##### Input data #####
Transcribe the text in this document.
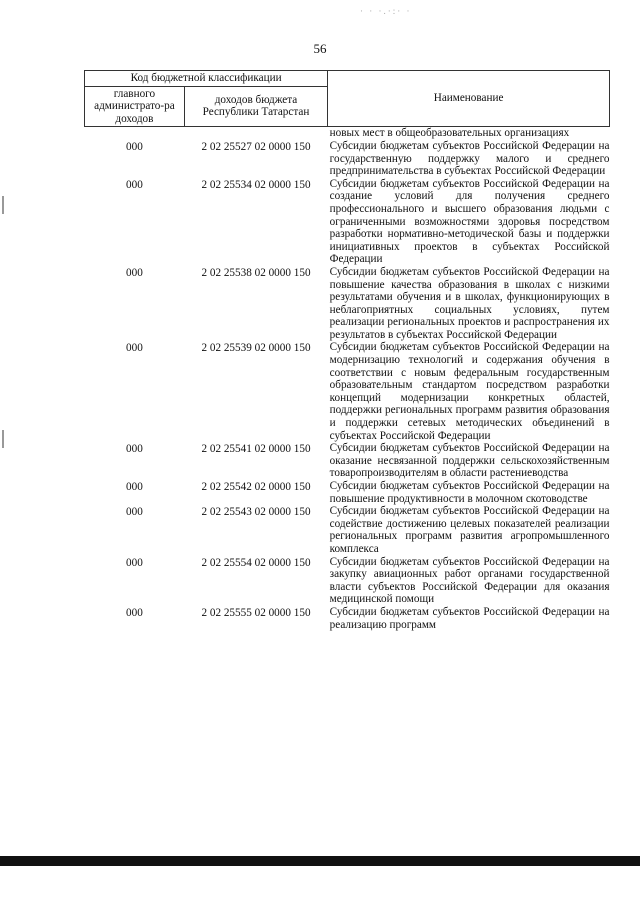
· · ·.·:· ·
56
Код бюджетной классификации		Наименование
главного администрато-ра доходов	доходов бюджета Республики Татарстан	
		новых мест в общеобразовательных организациях
000	2 02 25527 02 0000 150	Субсидии бюджетам субъектов Российской Федерации на государственную поддержку малого и среднего предпринимательства в субъектах Российской Федерации
000	2 02 25534 02 0000 150	Субсидии бюджетам субъектов Российской Федерации на создание условий для получения среднего профессионального и высшего образования людьми с ограниченными возможностями здоровья посредством разработки нормативно-методической базы и поддержки инициативных проектов в субъектах Российской Федерации
000	2 02 25538 02 0000 150	Субсидии бюджетам субъектов Российской Федерации на повышение качества образования в школах с низкими результатами обучения и в школах, функционирующих в неблагоприятных социальных условиях, путем реализации региональных проектов и распространения их результатов в субъектах Российской Федерации
000	2 02 25539 02 0000 150	Субсидии бюджетам субъектов Российской Федерации на модернизацию технологий и содержания обучения в соответствии с новым федеральным государственным образовательным стандартом посредством разработки концепций модернизации конкретных областей, поддержки региональных программ развития образования и поддержки сетевых методических объединений в субъектах Российской Федерации
000	2 02 25541 02 0000 150	Субсидии бюджетам субъектов Российской Федерации на оказание несвязанной поддержки сельскохозяйственным товаропроизводителям в области растениеводства
000	2 02 25542 02 0000 150	Субсидии бюджетам субъектов Российской Федерации на повышение продуктивности в молочном скотоводстве
000	2 02 25543 02 0000 150	Субсидии бюджетам субъектов Российской Федерации на содействие достижению целевых показателей реализации региональных программ развития агропромышленного комплекса
000	2 02 25554 02 0000 150	Субсидии бюджетам субъектов Российской Федерации на закупку авиационных работ органами государственной власти субъектов Российской Федерации для оказания медицинской помощи
000	2 02 25555 02 0000 150	Субсидии бюджетам субъектов Российской Федерации на реализацию программ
#####
• Description of the task: Copy each line that contains the word "повышение".

• Complete answer:
000	2 02 25538 02 0000 150	Субсидии бюджетам субъектов Российской Федерации на повышение качества образования в школах с низкими результатами обучения и в школах, функционирующих в неблагоприятных социальных условиях, путем реализации региональных проектов и распространения их результатов в субъектах Российской Федерации
000	2 02 25542 02 0000 150	Субсидии бюджетам субъектов Российской Федерации на повышение продуктивности в молочном скотоводстве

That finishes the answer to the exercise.